Go through the data line by line. Copy each one holding the string "expression".

::::

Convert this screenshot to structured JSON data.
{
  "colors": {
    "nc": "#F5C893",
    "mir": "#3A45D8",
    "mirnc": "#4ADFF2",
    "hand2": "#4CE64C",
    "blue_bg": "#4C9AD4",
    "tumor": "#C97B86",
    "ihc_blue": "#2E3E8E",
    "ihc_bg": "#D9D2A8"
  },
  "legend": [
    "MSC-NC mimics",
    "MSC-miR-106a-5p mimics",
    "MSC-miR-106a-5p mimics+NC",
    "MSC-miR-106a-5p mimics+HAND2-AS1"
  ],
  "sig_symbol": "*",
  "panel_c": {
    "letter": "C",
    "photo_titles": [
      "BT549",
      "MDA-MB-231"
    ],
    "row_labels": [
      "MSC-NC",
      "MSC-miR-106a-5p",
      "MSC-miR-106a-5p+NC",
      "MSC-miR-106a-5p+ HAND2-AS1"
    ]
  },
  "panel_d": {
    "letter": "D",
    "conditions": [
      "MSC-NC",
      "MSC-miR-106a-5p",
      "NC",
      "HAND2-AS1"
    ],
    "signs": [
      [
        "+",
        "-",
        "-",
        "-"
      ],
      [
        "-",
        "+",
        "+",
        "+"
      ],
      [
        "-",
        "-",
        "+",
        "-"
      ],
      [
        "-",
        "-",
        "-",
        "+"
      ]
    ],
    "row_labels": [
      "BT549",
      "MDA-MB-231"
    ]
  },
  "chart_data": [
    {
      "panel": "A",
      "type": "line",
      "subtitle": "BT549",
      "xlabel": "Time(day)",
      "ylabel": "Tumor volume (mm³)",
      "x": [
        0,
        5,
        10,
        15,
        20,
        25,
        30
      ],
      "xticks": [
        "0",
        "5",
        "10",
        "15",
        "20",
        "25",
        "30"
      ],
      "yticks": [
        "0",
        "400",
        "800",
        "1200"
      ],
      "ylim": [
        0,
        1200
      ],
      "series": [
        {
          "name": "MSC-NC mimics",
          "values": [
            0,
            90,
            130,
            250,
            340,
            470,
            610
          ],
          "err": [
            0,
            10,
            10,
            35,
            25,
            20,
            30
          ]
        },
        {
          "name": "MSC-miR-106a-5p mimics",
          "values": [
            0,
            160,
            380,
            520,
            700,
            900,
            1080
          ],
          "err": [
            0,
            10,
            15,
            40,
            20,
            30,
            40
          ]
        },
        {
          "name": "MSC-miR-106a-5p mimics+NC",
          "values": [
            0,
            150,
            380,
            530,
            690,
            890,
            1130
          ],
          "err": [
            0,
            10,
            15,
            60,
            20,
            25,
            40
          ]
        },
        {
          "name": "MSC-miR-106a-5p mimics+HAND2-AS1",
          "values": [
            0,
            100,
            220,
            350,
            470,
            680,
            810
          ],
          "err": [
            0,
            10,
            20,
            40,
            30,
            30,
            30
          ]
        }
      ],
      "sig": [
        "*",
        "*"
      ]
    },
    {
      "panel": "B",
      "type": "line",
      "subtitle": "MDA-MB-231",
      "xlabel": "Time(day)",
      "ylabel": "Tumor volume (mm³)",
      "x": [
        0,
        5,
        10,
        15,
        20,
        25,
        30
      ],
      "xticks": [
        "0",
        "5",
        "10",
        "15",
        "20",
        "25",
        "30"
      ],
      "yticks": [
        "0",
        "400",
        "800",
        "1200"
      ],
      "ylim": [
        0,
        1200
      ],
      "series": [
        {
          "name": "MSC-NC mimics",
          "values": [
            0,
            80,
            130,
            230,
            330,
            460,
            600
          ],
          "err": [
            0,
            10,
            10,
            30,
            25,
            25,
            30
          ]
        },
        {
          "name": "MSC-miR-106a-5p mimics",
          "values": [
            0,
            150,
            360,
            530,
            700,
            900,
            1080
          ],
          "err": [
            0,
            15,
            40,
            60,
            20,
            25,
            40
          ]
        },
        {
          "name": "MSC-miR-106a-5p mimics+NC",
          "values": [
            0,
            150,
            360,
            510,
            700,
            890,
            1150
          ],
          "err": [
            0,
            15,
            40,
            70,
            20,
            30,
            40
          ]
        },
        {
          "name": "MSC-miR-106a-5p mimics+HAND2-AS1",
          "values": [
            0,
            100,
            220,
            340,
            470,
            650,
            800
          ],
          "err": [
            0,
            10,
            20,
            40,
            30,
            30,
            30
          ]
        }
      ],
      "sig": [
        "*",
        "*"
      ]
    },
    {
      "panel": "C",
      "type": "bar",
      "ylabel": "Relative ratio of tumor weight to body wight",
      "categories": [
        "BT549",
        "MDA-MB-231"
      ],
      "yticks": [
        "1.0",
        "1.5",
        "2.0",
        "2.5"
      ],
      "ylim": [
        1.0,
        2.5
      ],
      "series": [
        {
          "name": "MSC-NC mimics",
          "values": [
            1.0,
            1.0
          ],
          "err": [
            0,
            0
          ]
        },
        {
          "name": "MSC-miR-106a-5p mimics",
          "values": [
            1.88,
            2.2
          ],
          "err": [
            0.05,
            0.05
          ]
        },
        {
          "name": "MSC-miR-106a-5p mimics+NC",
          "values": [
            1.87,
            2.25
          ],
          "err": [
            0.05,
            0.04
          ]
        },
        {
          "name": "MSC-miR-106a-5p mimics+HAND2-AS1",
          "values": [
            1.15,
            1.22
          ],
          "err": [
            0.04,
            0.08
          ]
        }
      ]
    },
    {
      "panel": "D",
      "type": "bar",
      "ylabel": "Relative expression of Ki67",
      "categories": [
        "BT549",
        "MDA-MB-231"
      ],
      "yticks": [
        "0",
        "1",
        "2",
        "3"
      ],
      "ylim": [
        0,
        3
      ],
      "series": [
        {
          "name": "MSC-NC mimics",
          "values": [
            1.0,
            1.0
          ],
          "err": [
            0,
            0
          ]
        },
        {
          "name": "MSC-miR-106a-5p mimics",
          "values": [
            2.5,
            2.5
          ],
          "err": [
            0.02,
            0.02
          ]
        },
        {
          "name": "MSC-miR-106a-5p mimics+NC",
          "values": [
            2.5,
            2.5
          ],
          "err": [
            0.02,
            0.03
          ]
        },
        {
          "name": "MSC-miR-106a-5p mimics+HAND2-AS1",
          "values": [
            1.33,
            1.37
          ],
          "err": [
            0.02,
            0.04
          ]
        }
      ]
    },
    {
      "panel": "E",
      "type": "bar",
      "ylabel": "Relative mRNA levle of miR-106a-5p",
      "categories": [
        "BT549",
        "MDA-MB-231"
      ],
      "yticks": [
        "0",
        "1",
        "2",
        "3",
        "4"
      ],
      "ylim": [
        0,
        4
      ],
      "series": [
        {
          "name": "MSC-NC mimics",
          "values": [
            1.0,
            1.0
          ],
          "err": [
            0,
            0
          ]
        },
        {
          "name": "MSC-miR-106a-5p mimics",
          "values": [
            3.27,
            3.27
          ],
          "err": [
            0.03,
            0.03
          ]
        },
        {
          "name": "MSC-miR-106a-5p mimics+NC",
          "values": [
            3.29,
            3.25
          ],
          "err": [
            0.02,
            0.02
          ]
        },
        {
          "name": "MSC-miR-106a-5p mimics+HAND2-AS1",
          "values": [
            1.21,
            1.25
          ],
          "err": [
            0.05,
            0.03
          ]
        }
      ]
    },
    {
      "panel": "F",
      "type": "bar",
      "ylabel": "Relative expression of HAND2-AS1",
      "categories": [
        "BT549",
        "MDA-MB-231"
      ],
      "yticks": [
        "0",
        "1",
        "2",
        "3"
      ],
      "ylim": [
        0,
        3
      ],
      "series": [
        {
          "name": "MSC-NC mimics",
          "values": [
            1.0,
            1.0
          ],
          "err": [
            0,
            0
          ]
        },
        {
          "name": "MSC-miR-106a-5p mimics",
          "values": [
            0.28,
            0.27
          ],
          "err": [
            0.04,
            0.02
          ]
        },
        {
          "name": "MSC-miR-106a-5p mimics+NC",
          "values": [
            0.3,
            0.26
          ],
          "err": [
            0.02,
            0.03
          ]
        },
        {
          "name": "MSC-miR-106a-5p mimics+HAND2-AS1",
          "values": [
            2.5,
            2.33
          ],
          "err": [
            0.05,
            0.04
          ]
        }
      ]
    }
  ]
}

::::

--- Reply ---
      "ylabel": "Relative expression of Ki67",
      "ylabel": "Relative expression of HAND2-AS1",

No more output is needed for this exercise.